Source records
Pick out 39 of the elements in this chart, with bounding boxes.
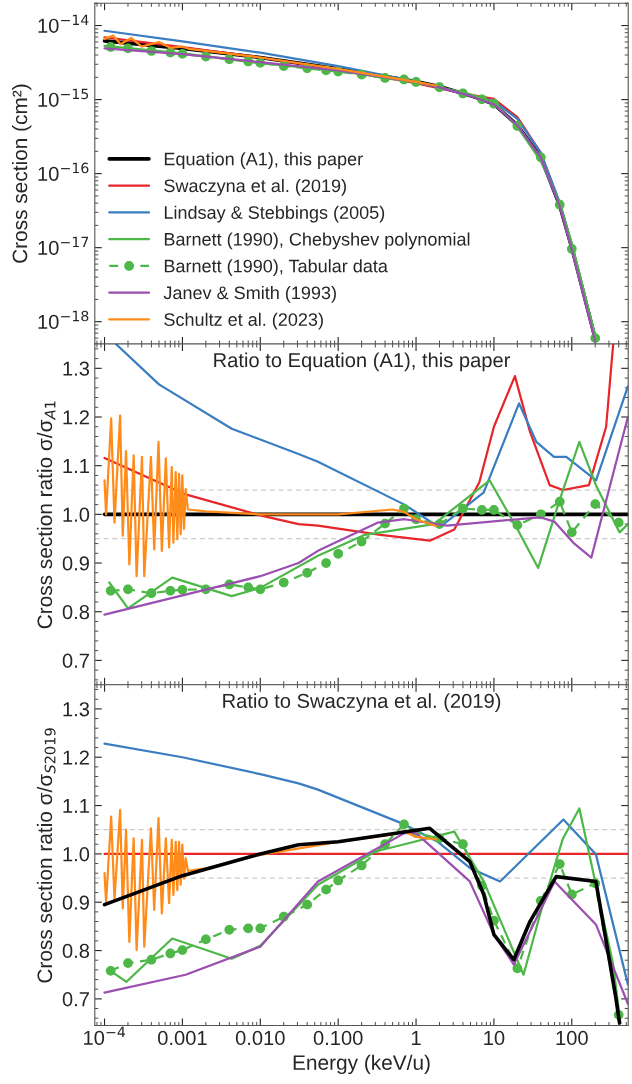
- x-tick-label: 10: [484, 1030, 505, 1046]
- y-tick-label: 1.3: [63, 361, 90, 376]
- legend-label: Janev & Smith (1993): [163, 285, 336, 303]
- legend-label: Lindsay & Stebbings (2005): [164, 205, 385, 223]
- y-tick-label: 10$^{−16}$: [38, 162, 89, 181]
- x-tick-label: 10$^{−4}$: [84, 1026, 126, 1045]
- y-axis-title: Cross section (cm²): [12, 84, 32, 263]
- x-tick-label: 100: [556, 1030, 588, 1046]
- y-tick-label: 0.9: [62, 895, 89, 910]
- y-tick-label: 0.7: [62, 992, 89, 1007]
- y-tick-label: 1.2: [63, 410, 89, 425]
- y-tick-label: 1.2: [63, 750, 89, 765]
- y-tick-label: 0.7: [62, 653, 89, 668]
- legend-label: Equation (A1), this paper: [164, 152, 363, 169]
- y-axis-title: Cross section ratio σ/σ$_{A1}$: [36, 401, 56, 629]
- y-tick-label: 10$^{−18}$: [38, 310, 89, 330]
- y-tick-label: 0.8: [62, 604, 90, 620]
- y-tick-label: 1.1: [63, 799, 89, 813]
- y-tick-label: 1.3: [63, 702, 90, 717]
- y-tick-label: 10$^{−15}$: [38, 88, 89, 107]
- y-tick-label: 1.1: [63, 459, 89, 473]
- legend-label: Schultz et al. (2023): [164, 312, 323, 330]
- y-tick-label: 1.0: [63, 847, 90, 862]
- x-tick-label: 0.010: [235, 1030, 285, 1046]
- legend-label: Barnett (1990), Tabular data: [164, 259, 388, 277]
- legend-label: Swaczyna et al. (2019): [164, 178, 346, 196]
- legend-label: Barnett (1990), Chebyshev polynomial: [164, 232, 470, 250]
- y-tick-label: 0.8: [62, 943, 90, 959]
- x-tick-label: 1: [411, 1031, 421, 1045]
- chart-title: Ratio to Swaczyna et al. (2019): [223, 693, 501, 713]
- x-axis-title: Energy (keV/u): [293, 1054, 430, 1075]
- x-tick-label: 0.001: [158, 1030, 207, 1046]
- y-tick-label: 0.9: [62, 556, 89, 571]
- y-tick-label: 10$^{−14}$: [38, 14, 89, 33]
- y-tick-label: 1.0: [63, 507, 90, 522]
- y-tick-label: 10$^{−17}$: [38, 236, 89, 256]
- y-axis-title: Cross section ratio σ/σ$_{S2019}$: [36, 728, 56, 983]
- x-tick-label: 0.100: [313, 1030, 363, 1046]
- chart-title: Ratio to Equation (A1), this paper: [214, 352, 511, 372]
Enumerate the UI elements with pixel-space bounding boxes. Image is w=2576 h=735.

_Task requirements:_
Reproduce the records above with "key-label" substituted for every "legend-label" and nothing else changed. Leave out the pictures.

_Worked answer:_
Pick out 39 of the elements in this chart, with bounding boxes.
- x-tick-label: 10: [484, 1030, 505, 1046]
- y-tick-label: 1.3: [63, 361, 90, 376]
- key-label: Janev & Smith (1993): [163, 285, 336, 303]
- key-label: Lindsay & Stebbings (2005): [164, 205, 385, 223]
- y-tick-label: 10$^{−16}$: [38, 162, 89, 181]
- x-tick-label: 10$^{−4}$: [84, 1026, 126, 1045]
- y-axis-title: Cross section (cm²): [12, 84, 32, 263]
- x-tick-label: 100: [556, 1030, 588, 1046]
- y-tick-label: 0.9: [62, 895, 89, 910]
- y-tick-label: 0.7: [62, 992, 89, 1007]
- y-tick-label: 1.2: [63, 410, 89, 425]
- y-tick-label: 1.2: [63, 750, 89, 765]
- y-tick-label: 0.7: [62, 653, 89, 668]
- key-label: Equation (A1), this paper: [164, 152, 363, 169]
- y-axis-title: Cross section ratio σ/σ$_{A1}$: [36, 401, 56, 629]
- y-tick-label: 10$^{−18}$: [38, 310, 89, 330]
- y-tick-label: 0.8: [62, 604, 90, 620]
- y-tick-label: 1.1: [63, 799, 89, 813]
- y-tick-label: 1.3: [63, 702, 90, 717]
- y-tick-label: 10$^{−15}$: [38, 88, 89, 107]
- y-tick-label: 1.1: [63, 459, 89, 473]
- key-label: Schultz et al. (2023): [164, 312, 323, 330]
- y-tick-label: 1.0: [63, 847, 90, 862]
- x-tick-label: 0.010: [235, 1030, 285, 1046]
- key-label: Barnett (1990), Tabular data: [164, 259, 388, 277]
- key-label: Swaczyna et al. (2019): [164, 178, 346, 196]
- key-label: Barnett (1990), Chebyshev polynomial: [164, 232, 470, 250]
- y-tick-label: 0.8: [62, 943, 90, 959]
- x-tick-label: 1: [411, 1031, 421, 1045]
- chart-title: Ratio to Swaczyna et al. (2019): [223, 693, 501, 713]
- x-axis-title: Energy (keV/u): [293, 1054, 430, 1075]
- x-tick-label: 0.001: [158, 1030, 207, 1046]
- y-tick-label: 0.9: [62, 556, 89, 571]
- y-tick-label: 10$^{−14}$: [38, 14, 89, 33]
- y-tick-label: 1.0: [63, 507, 90, 522]
- y-tick-label: 10$^{−17}$: [38, 236, 89, 256]
- y-axis-title: Cross section ratio σ/σ$_{S2019}$: [36, 728, 56, 983]
- x-tick-label: 0.100: [313, 1030, 363, 1046]
- chart-title: Ratio to Equation (A1), this paper: [214, 352, 511, 372]
Enumerate the UI elements with pixel-space bounding boxes. Image is w=2576 h=735.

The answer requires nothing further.